• [DATA TO PROCESS]:
** Begin **
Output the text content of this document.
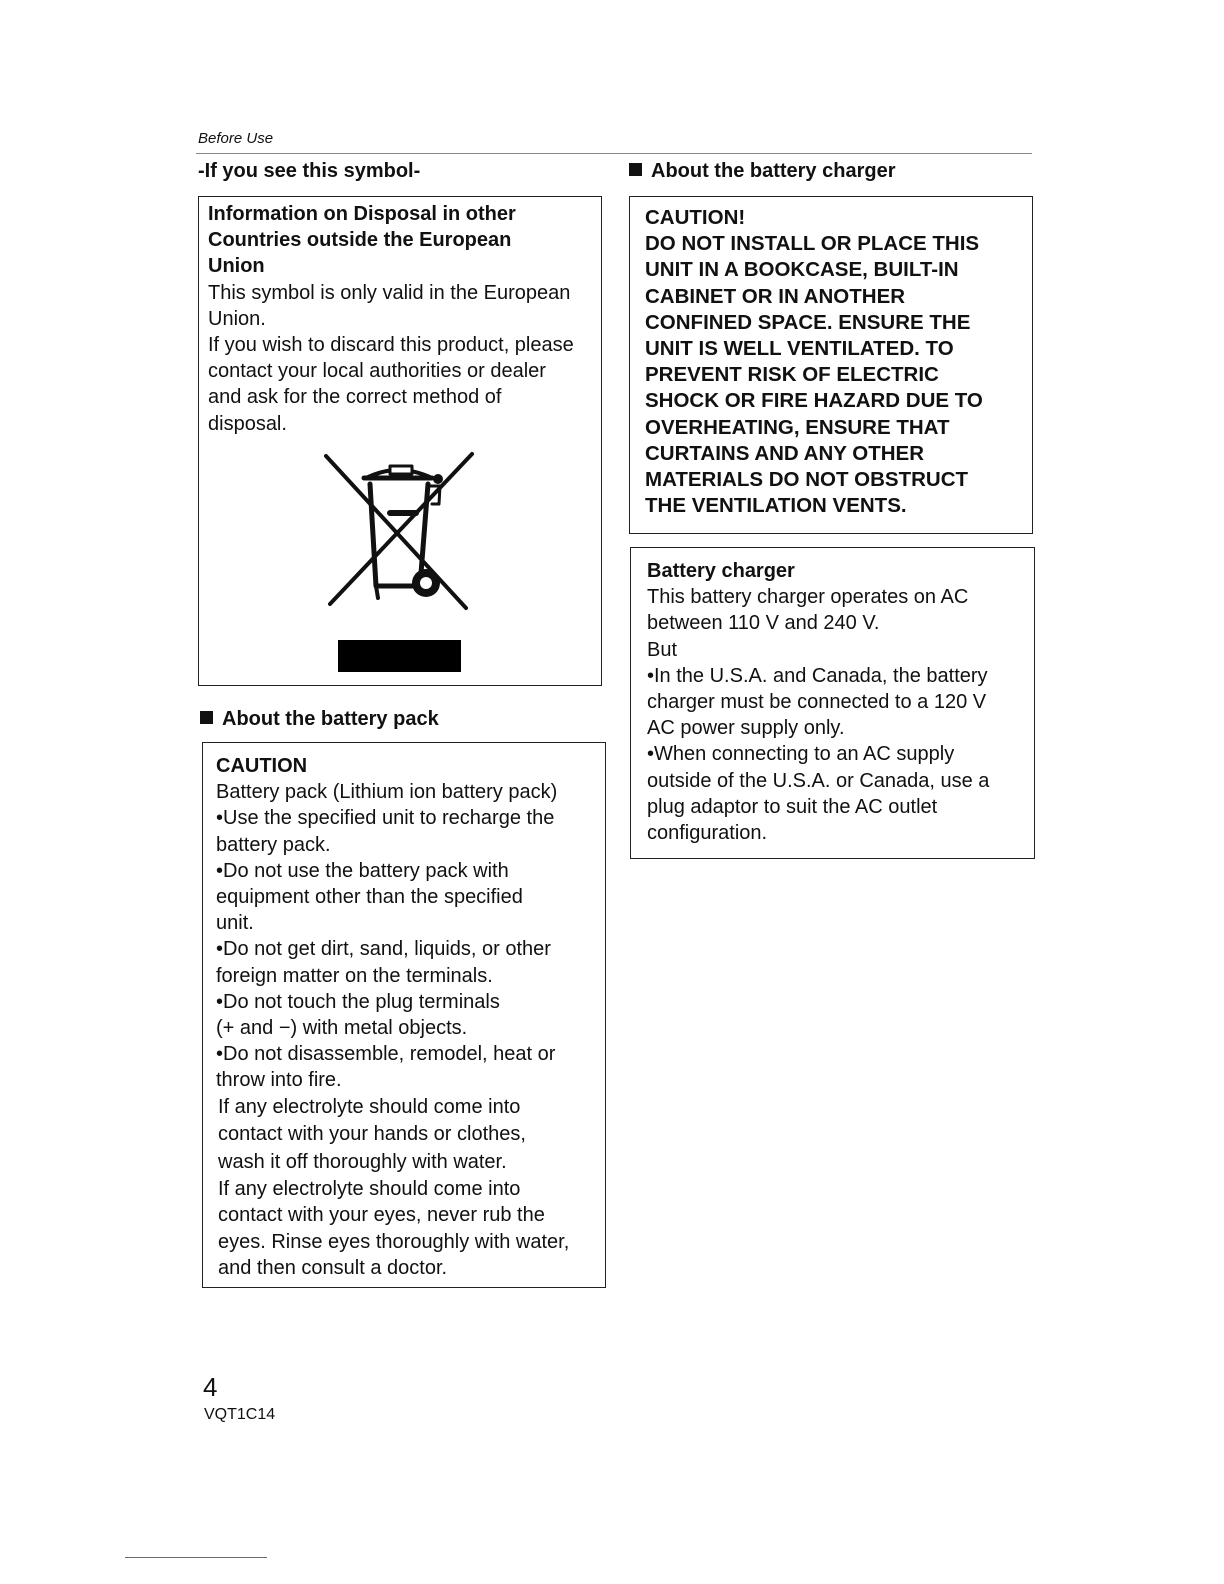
Before Use
-If you see this symbol-
Information on Disposal in other
Countries outside the European
Union
This symbol is only valid in the European
Union.
If you wish to discard this product, please
contact your local authorities or dealer
and ask for the correct method of
disposal.
About the battery pack
CAUTION
Battery pack (Lithium ion battery pack)
•Use the specified unit to recharge the
battery pack.
•Do not use the battery pack with
equipment other than the specified
unit.
•Do not get dirt, sand, liquids, or other
foreign matter on the terminals.
•Do not touch the plug terminals
(+ and −) with metal objects.
•Do not disassemble, remodel, heat or
throw into fire.
If any electrolyte should come into
contact with your hands or clothes,
wash it off thoroughly with water.
If any electrolyte should come into
contact with your eyes, never rub the
eyes. Rinse eyes thoroughly with water,
and then consult a doctor.
About the battery charger
CAUTION!
DO NOT INSTALL OR PLACE THIS
UNIT IN A BOOKCASE, BUILT-IN
CABINET OR IN ANOTHER
CONFINED SPACE. ENSURE THE
UNIT IS WELL VENTILATED. TO
PREVENT RISK OF ELECTRIC
SHOCK OR FIRE HAZARD DUE TO
OVERHEATING, ENSURE THAT
CURTAINS AND ANY OTHER
MATERIALS DO NOT OBSTRUCT
THE VENTILATION VENTS.
Battery charger
This battery charger operates on AC
between 110 V and 240 V.
But
•In the U.S.A. and Canada, the battery
charger must be connected to a 120 V
AC power supply only.
•When connecting to an AC supply
outside of the U.S.A. or Canada, use a
plug adaptor to suit the AC outlet
configuration.
4
VQT1C14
** End **
• [PROBLEM TO WORK ON]:
Retype each entry precisely. Skip images entirely.

• [ANSWER BELOW]:
Output the text content of this document.
Before Use
-If you see this symbol-
Information on Disposal in other
Countries outside the European
Union
This symbol is only valid in the European
Union.
If you wish to discard this product, please
contact your local authorities or dealer
and ask for the correct method of
disposal.
About the battery pack
CAUTION
Battery pack (Lithium ion battery pack)
•Use the specified unit to recharge the
battery pack.
•Do not use the battery pack with
equipment other than the specified
unit.
•Do not get dirt, sand, liquids, or other
foreign matter on the terminals.
•Do not touch the plug terminals
(+ and −) with metal objects.
•Do not disassemble, remodel, heat or
throw into fire.
If any electrolyte should come into
contact with your hands or clothes,
wash it off thoroughly with water.
If any electrolyte should come into
contact with your eyes, never rub the
eyes. Rinse eyes thoroughly with water,
and then consult a doctor.
About the battery charger
CAUTION!
DO NOT INSTALL OR PLACE THIS
UNIT IN A BOOKCASE, BUILT-IN
CABINET OR IN ANOTHER
CONFINED SPACE. ENSURE THE
UNIT IS WELL VENTILATED. TO
PREVENT RISK OF ELECTRIC
SHOCK OR FIRE HAZARD DUE TO
OVERHEATING, ENSURE THAT
CURTAINS AND ANY OTHER
MATERIALS DO NOT OBSTRUCT
THE VENTILATION VENTS.
Battery charger
This battery charger operates on AC
between 110 V and 240 V.
But
•In the U.S.A. and Canada, the battery
charger must be connected to a 120 V
AC power supply only.
•When connecting to an AC supply
outside of the U.S.A. or Canada, use a
plug adaptor to suit the AC outlet
configuration.
4
VQT1C14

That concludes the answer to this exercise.